- **DATASET EXCERPTS**

--- BEGIN ---

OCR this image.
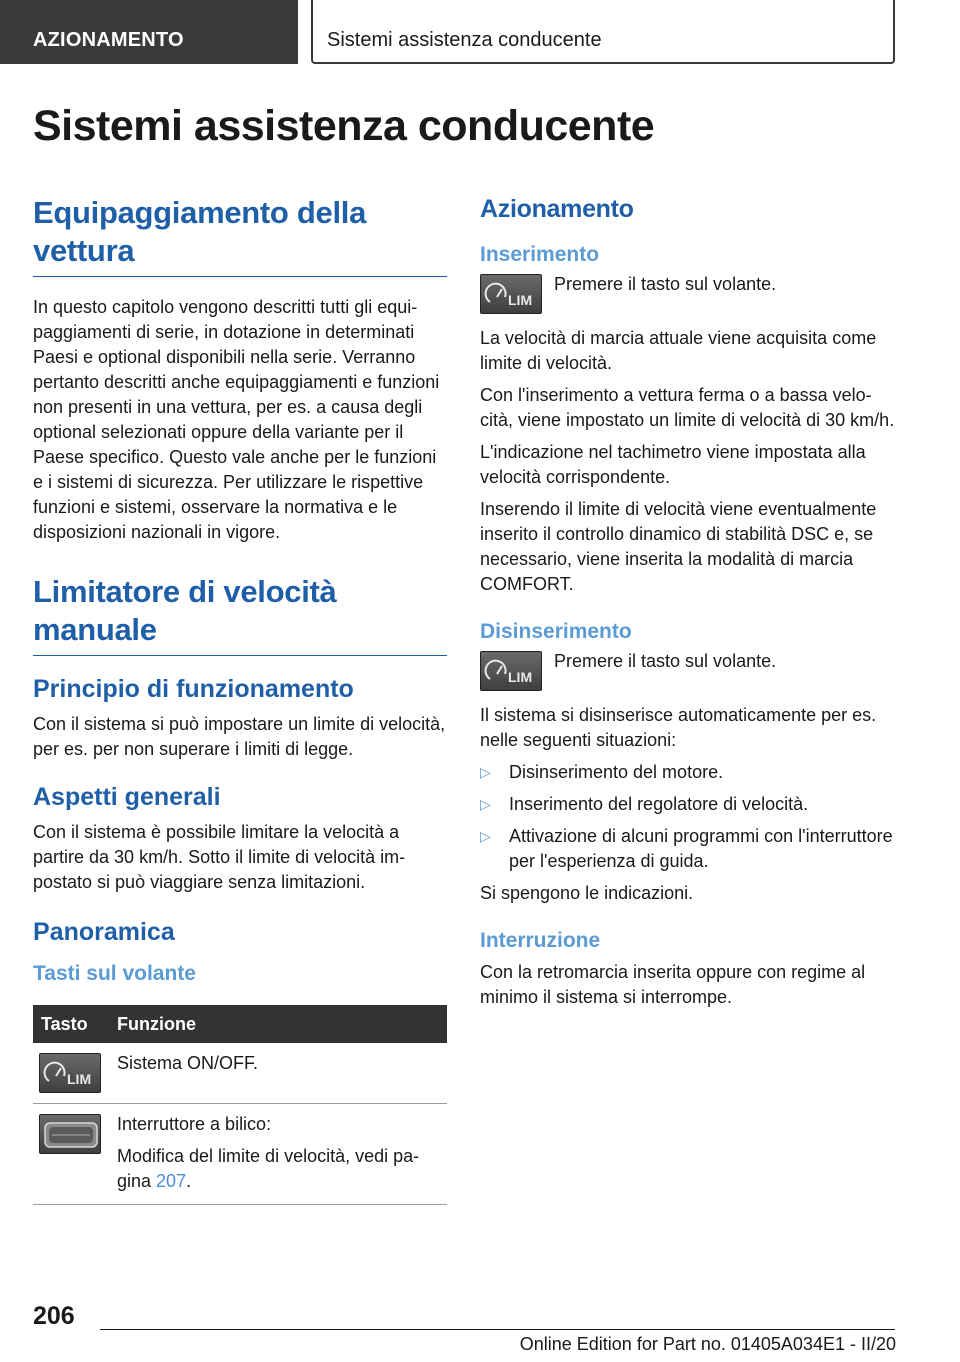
AZIONAMENTO	Sistemi assistenza conducente
Sistemi assistenza conducente
Equipaggiamento della vettura

In questo capitolo vengono descritti tutti gli equipaggiamenti di serie, in dotazione in determinati Paesi e optional disponibili nella serie. Verranno pertanto descritti anche equipaggiamenti e funzioni non presenti in una vettura, per es. a causa degli optional selezionati oppure della variante per il Paese specifico. Questo vale anche per le funzioni e i sistemi di sicurezza. Per utilizzare le rispettive funzioni e sistemi, osservare la normativa e le disposizioni nazionali in vigore.

Limitatore di velocità manuale
Principio di funzionamento

Con il sistema si può impostare un limite di velocità, per es. per non superare i limiti di legge.

Aspetti generali

Con il sistema è possibile limitare la velocità a partire da 30 km/h. Sotto il limite di velocità impostato si può viaggiare senza limitazioni.

Panoramica
Tasti sul volante
Tasto	Funzione

LIM	Sistema ON/OFF.

Interruttore a bilico:

Modifica del limite di velocità, vedi pagina 207.

Azionamento
Inserimento
LIM

Premere il tasto sul volante.

La velocità di marcia attuale viene acquisita come limite di velocità.

Con l'inserimento a vettura ferma o a bassa velocità, viene impostato un limite di velocità di 30 km/h.

L'indicazione nel tachimetro viene impostata alla velocità corrispondente.

Inserendo il limite di velocità viene eventualmente inserito il controllo dinamico di stabilità DSC e, se necessario, viene inserita la modalità di marcia COMFORT.

Disinserimento
LIM

Premere il tasto sul volante.

Il sistema si disinserisce automaticamente per es. nelle seguenti situazioni:

▷ Disinserimento del motore.
▷ Inserimento del regolatore di velocità.
▷ Attivazione di alcuni programmi con l'interruttore per l'esperienza di guida.

Si spengono le indicazioni.

Interruzione

Con la retromarcia inserita oppure con regime al minimo il sistema si interrompe.

206
Online Edition for Part no. 01405A034E1 - II/20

--- END ---

- **EXERCISE INSTRUCTIONS**
Copy out every line of the material above that mentions the word "assistenza".

- **WRITTEN ANSWER**
AZIONAMENTO	Sistemi assistenza conducente
Sistemi assistenza conducente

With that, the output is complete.